■ Exercise directions: Look below and pull out each line with the word "وقال".

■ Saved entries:

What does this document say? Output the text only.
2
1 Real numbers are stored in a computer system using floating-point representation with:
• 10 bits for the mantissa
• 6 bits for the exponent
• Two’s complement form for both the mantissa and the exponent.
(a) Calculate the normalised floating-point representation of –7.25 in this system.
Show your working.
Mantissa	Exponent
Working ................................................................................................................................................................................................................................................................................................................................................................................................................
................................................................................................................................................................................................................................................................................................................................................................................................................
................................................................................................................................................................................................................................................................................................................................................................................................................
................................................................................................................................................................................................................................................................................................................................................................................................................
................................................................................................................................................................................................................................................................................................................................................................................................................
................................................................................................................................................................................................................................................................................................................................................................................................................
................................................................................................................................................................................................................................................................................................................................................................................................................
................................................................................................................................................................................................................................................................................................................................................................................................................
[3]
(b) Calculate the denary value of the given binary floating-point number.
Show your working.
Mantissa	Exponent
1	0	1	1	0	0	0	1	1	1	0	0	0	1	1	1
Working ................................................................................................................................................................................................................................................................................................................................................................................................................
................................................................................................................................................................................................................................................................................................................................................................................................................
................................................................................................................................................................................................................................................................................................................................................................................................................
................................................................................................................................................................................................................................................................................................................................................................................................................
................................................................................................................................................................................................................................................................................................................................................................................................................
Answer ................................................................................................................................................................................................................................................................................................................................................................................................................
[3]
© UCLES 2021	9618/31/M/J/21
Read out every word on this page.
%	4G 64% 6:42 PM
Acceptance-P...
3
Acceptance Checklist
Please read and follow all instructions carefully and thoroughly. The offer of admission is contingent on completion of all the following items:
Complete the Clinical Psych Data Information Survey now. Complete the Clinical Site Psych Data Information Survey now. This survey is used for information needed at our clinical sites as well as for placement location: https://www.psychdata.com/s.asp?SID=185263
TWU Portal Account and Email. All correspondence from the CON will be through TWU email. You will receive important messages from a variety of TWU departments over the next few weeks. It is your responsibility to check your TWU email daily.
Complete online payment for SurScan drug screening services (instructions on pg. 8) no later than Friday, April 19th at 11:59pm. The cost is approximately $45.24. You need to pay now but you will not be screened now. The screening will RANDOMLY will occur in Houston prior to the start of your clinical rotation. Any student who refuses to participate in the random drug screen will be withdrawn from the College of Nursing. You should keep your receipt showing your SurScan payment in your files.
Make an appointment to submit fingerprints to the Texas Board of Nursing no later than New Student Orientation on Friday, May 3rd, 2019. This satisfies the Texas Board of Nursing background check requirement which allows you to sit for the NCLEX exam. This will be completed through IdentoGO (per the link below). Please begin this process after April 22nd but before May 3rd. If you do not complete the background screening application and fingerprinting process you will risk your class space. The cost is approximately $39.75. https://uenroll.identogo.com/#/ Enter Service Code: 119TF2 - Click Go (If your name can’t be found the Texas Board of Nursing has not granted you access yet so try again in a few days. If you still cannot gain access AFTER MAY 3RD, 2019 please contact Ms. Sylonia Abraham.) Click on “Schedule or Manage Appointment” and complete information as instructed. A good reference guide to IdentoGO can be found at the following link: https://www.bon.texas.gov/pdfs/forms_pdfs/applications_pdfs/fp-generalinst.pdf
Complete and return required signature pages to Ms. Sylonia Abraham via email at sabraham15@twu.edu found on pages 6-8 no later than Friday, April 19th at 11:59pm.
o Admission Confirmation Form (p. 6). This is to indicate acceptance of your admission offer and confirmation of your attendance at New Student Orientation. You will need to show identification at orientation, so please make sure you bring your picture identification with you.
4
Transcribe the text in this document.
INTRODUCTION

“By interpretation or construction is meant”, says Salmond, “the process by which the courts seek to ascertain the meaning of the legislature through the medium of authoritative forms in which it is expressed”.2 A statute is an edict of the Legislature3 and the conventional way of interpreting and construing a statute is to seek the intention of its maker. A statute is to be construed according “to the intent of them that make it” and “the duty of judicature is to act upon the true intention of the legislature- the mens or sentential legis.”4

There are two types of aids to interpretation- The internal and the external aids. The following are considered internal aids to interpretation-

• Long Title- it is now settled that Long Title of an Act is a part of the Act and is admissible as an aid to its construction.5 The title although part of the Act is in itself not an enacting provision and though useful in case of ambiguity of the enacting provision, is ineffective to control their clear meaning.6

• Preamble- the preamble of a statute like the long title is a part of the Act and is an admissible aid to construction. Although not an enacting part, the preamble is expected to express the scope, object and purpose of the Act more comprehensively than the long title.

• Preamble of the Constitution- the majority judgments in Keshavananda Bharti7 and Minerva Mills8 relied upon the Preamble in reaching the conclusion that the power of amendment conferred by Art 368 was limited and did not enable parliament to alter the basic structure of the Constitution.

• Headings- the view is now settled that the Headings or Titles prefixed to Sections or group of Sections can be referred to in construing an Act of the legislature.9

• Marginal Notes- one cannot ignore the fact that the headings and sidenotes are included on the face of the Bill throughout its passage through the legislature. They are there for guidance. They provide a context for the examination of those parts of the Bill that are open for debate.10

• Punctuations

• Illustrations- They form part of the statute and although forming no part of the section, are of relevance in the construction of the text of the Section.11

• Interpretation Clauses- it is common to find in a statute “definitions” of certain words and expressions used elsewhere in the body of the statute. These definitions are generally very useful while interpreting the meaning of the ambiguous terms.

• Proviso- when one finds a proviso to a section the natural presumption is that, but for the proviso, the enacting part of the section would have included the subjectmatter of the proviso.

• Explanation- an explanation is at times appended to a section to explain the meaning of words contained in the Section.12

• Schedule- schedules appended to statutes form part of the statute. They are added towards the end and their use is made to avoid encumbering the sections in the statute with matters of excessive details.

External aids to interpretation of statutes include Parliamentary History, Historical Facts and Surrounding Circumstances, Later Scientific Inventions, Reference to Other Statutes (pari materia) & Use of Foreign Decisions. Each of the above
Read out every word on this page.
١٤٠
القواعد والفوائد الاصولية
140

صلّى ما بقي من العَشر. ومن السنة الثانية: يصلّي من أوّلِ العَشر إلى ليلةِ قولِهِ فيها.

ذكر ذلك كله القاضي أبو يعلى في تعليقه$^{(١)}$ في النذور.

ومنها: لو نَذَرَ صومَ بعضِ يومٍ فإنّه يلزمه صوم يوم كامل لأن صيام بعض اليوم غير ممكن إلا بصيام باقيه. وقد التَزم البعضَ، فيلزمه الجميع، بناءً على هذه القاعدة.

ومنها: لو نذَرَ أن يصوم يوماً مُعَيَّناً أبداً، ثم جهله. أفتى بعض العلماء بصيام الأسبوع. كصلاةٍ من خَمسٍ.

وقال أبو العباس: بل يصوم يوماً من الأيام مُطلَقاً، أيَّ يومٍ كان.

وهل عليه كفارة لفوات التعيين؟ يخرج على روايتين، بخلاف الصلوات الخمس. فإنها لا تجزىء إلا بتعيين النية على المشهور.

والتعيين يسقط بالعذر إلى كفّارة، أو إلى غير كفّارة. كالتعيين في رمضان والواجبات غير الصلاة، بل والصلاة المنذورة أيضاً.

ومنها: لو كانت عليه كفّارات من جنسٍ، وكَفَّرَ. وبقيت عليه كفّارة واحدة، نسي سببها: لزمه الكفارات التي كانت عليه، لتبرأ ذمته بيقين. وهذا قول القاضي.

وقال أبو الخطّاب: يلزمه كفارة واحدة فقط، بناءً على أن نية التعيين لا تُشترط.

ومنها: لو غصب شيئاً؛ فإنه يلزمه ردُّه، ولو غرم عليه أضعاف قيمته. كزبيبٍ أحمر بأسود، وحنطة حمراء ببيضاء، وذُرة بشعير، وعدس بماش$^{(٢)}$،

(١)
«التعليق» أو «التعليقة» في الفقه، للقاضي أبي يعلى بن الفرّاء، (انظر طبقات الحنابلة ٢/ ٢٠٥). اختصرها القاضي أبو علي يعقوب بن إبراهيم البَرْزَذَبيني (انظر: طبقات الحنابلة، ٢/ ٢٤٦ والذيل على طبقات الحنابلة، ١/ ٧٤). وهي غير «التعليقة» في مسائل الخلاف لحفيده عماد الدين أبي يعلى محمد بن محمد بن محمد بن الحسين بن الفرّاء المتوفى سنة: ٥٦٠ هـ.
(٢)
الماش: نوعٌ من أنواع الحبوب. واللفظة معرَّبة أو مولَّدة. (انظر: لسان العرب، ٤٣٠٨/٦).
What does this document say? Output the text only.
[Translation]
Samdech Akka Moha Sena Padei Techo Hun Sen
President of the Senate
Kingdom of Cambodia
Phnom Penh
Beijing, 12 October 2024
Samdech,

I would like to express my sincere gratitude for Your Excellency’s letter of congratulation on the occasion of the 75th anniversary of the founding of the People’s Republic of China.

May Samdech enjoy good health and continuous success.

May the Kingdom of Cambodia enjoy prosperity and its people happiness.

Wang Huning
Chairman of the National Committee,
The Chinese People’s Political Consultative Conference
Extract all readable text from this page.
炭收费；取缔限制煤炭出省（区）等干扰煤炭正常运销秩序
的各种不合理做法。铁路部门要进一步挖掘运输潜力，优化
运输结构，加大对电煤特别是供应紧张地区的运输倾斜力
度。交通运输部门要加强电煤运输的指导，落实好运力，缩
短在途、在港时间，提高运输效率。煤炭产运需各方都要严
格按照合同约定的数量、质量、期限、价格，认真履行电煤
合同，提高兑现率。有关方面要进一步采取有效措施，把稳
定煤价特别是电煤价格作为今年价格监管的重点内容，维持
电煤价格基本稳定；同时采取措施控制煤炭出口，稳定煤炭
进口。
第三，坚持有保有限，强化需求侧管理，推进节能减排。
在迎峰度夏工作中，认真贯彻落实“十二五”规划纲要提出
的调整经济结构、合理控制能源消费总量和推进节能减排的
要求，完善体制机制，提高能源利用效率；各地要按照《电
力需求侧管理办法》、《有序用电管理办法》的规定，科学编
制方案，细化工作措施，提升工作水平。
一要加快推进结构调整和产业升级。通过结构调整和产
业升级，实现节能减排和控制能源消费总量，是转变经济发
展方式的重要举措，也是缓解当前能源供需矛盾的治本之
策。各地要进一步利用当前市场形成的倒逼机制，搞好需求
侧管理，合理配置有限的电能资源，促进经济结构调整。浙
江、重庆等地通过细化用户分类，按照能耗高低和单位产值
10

■ Finished task:
وقال أبو العباس: بل يصوم يوماً من الأيام مُطلَقاً، أيَّ يومٍ كان.
وقال أبو الخطّاب: يلزمه كفارة واحدة فقط، بناءً على أن نية التعيين لا تُشترط.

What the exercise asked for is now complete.